--- Begin ---
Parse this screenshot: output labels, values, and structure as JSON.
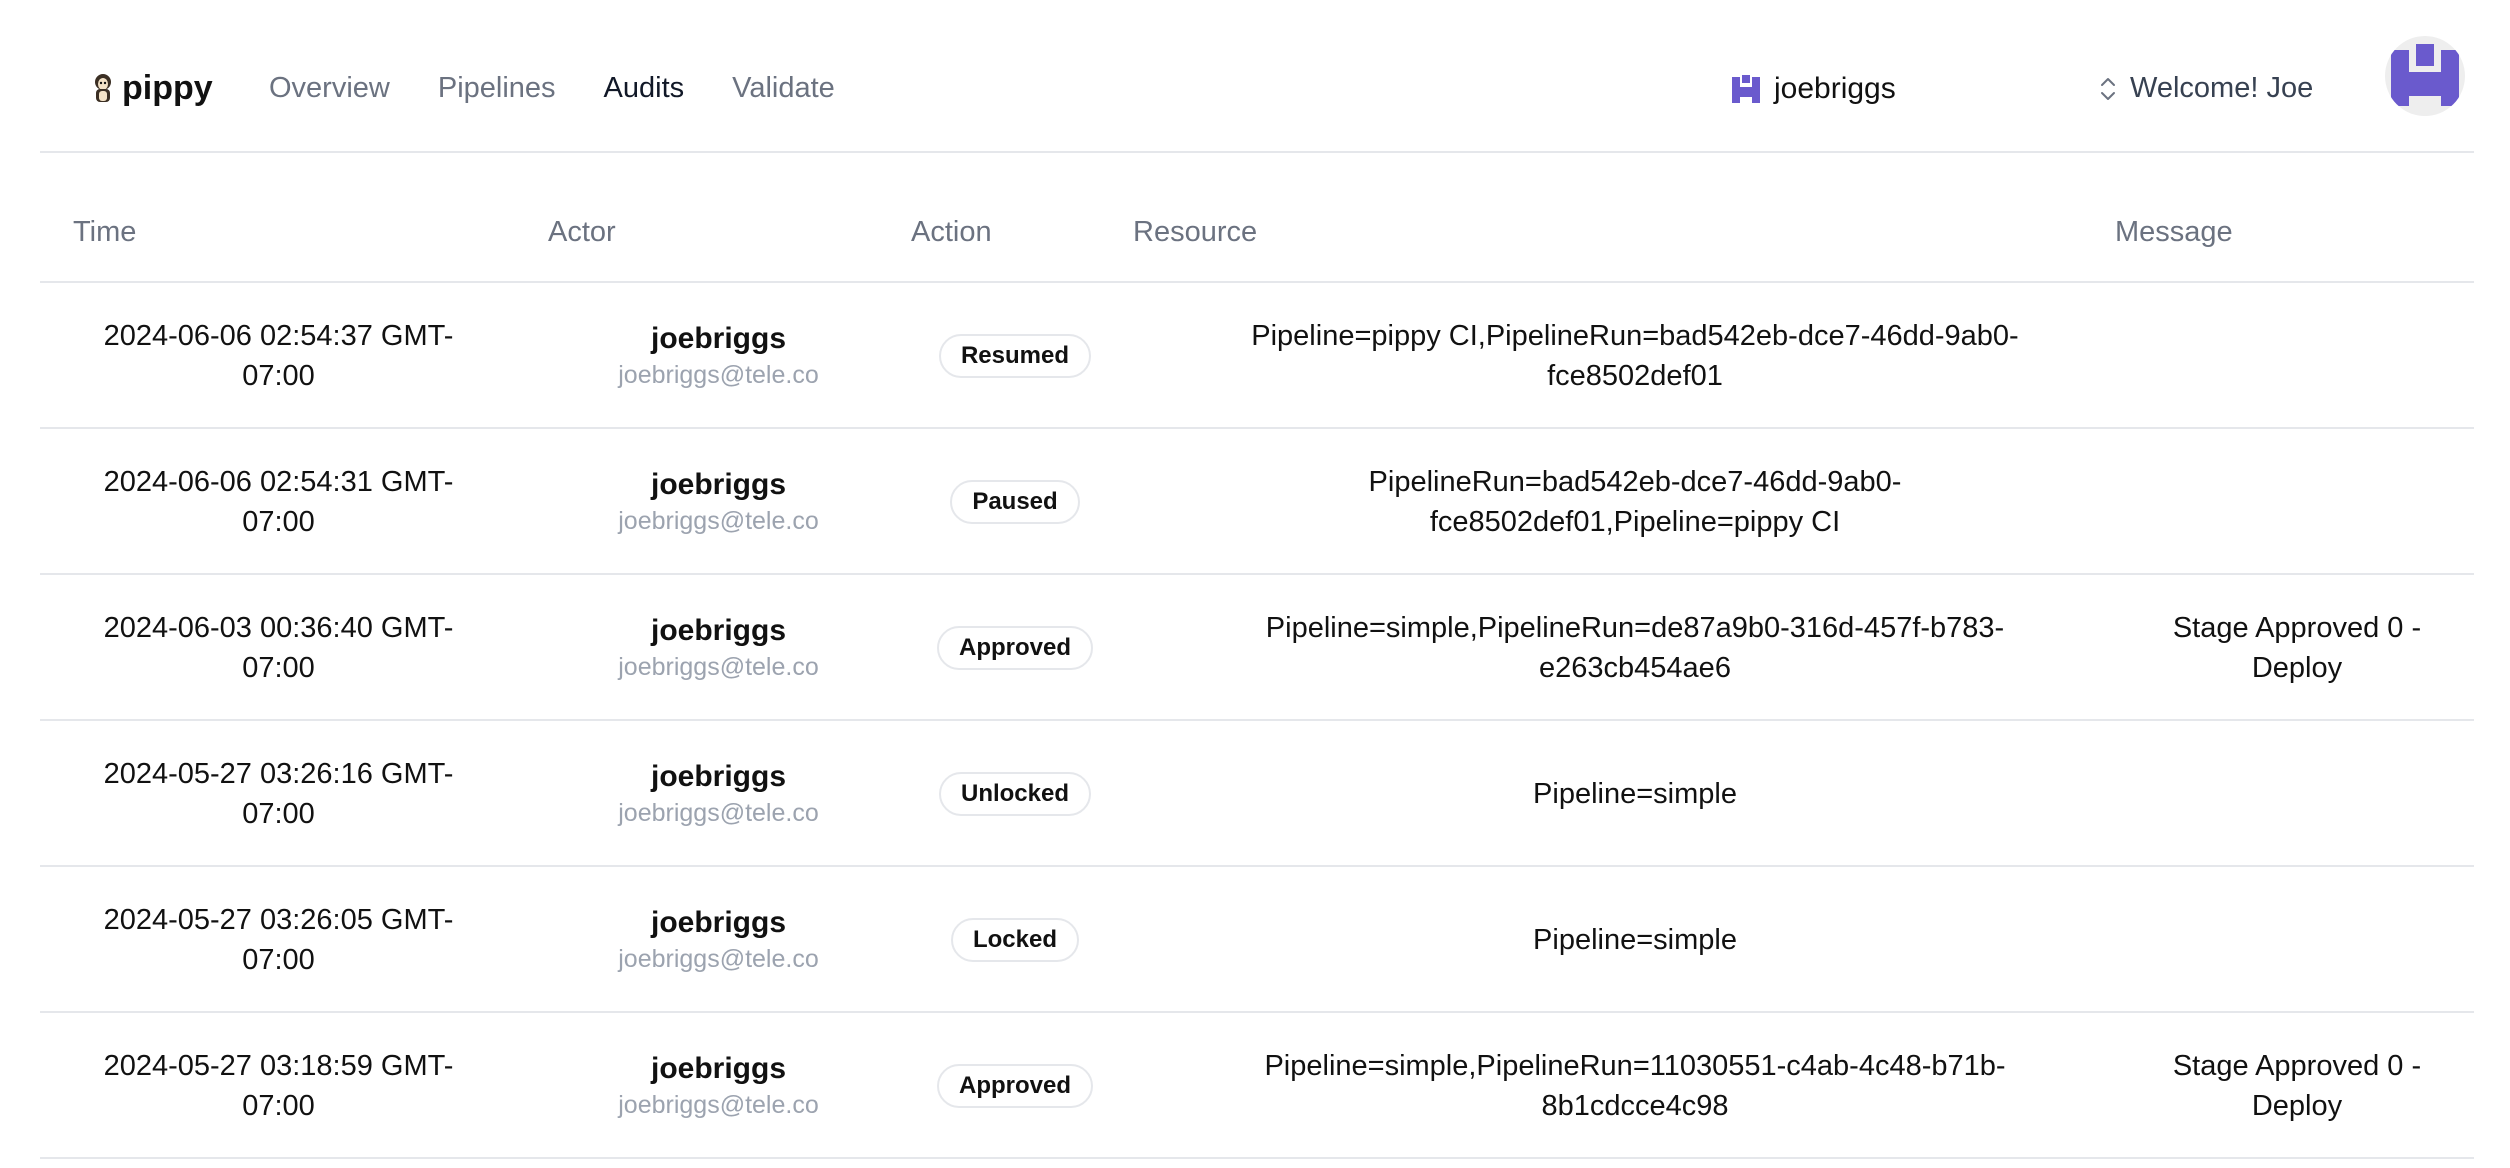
{
  "app": {
    "brand": "pippy",
    "nav": [
      {
        "label": "Overview",
        "active": false
      },
      {
        "label": "Pipelines",
        "active": false
      },
      {
        "label": "Audits",
        "active": true
      },
      {
        "label": "Validate",
        "active": false
      }
    ],
    "workspace": {
      "name": "joebriggs",
      "icon": "workspace-avatar-icon"
    },
    "welcome": "Welcome! Joe",
    "accent_color": "#6a5acd"
  },
  "table": {
    "headers": {
      "time": "Time",
      "actor": "Actor",
      "action": "Action",
      "resource": "Resource",
      "message": "Message"
    },
    "rows": [
      {
        "time": [
          "2024-06-06 02:54:37 GMT-",
          "07:00"
        ],
        "actor_name": "joebriggs",
        "actor_email": "joebriggs@tele.co",
        "action": "Resumed",
        "resource": [
          "Pipeline=pippy CI,PipelineRun=bad542eb-dce7-46dd-9ab0-",
          "fce8502def01"
        ],
        "message": [
          "",
          ""
        ]
      },
      {
        "time": [
          "2024-06-06 02:54:31 GMT-",
          "07:00"
        ],
        "actor_name": "joebriggs",
        "actor_email": "joebriggs@tele.co",
        "action": "Paused",
        "resource": [
          "PipelineRun=bad542eb-dce7-46dd-9ab0-",
          "fce8502def01,Pipeline=pippy CI"
        ],
        "message": [
          "",
          ""
        ]
      },
      {
        "time": [
          "2024-06-03 00:36:40 GMT-",
          "07:00"
        ],
        "actor_name": "joebriggs",
        "actor_email": "joebriggs@tele.co",
        "action": "Approved",
        "resource": [
          "Pipeline=simple,PipelineRun=de87a9b0-316d-457f-b783-",
          "e263cb454ae6"
        ],
        "message": [
          "Stage Approved 0 -",
          "Deploy"
        ]
      },
      {
        "time": [
          "2024-05-27 03:26:16 GMT-",
          "07:00"
        ],
        "actor_name": "joebriggs",
        "actor_email": "joebriggs@tele.co",
        "action": "Unlocked",
        "resource": [
          "Pipeline=simple",
          ""
        ],
        "message": [
          "",
          ""
        ]
      },
      {
        "time": [
          "2024-05-27 03:26:05 GMT-",
          "07:00"
        ],
        "actor_name": "joebriggs",
        "actor_email": "joebriggs@tele.co",
        "action": "Locked",
        "resource": [
          "Pipeline=simple",
          ""
        ],
        "message": [
          "",
          ""
        ]
      },
      {
        "time": [
          "2024-05-27 03:18:59 GMT-",
          "07:00"
        ],
        "actor_name": "joebriggs",
        "actor_email": "joebriggs@tele.co",
        "action": "Approved",
        "resource": [
          "Pipeline=simple,PipelineRun=11030551-c4ab-4c48-b71b-",
          "8b1cdcce4c98"
        ],
        "message": [
          "Stage Approved 0 -",
          "Deploy"
        ]
      }
    ]
  }
}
--- End ---
_Goal of the exercise:_ Omit every image. Quote each record exactly.

_Answer for this exercise:_
Parse this screenshot: output labels, values, and structure as JSON.
{
  "app": {
    "brand": "pippy",
    "nav": [
      {
        "label": "Overview",
        "active": false
      },
      {
        "label": "Pipelines",
        "active": false
      },
      {
        "label": "Audits",
        "active": true
      },
      {
        "label": "Validate",
        "active": false
      }
    ],
    "workspace": {
      "name": "joebriggs",
      "icon": "workspace-avatar-icon"
    },
    "welcome": "Welcome! Joe",
    "accent_color": "#6a5acd"
  },
  "table": {
    "headers": {
      "time": "Time",
      "actor": "Actor",
      "action": "Action",
      "resource": "Resource",
      "message": "Message"
    },
    "rows": [
      {
        "time": [
          "2024-06-06 02:54:37 GMT-",
          "07:00"
        ],
        "actor_name": "joebriggs",
        "actor_email": "joebriggs@tele.co",
        "action": "Resumed",
        "resource": [
          "Pipeline=pippy CI,PipelineRun=bad542eb-dce7-46dd-9ab0-",
          "fce8502def01"
        ],
        "message": [
          "",
          ""
        ]
      },
      {
        "time": [
          "2024-06-06 02:54:31 GMT-",
          "07:00"
        ],
        "actor_name": "joebriggs",
        "actor_email": "joebriggs@tele.co",
        "action": "Paused",
        "resource": [
          "PipelineRun=bad542eb-dce7-46dd-9ab0-",
          "fce8502def01,Pipeline=pippy CI"
        ],
        "message": [
          "",
          ""
        ]
      },
      {
        "time": [
          "2024-06-03 00:36:40 GMT-",
          "07:00"
        ],
        "actor_name": "joebriggs",
        "actor_email": "joebriggs@tele.co",
        "action": "Approved",
        "resource": [
          "Pipeline=simple,PipelineRun=de87a9b0-316d-457f-b783-",
          "e263cb454ae6"
        ],
        "message": [
          "Stage Approved 0 -",
          "Deploy"
        ]
      },
      {
        "time": [
          "2024-05-27 03:26:16 GMT-",
          "07:00"
        ],
        "actor_name": "joebriggs",
        "actor_email": "joebriggs@tele.co",
        "action": "Unlocked",
        "resource": [
          "Pipeline=simple",
          ""
        ],
        "message": [
          "",
          ""
        ]
      },
      {
        "time": [
          "2024-05-27 03:26:05 GMT-",
          "07:00"
        ],
        "actor_name": "joebriggs",
        "actor_email": "joebriggs@tele.co",
        "action": "Locked",
        "resource": [
          "Pipeline=simple",
          ""
        ],
        "message": [
          "",
          ""
        ]
      },
      {
        "time": [
          "2024-05-27 03:18:59 GMT-",
          "07:00"
        ],
        "actor_name": "joebriggs",
        "actor_email": "joebriggs@tele.co",
        "action": "Approved",
        "resource": [
          "Pipeline=simple,PipelineRun=11030551-c4ab-4c48-b71b-",
          "8b1cdcce4c98"
        ],
        "message": [
          "Stage Approved 0 -",
          "Deploy"
        ]
      }
    ]
  }
}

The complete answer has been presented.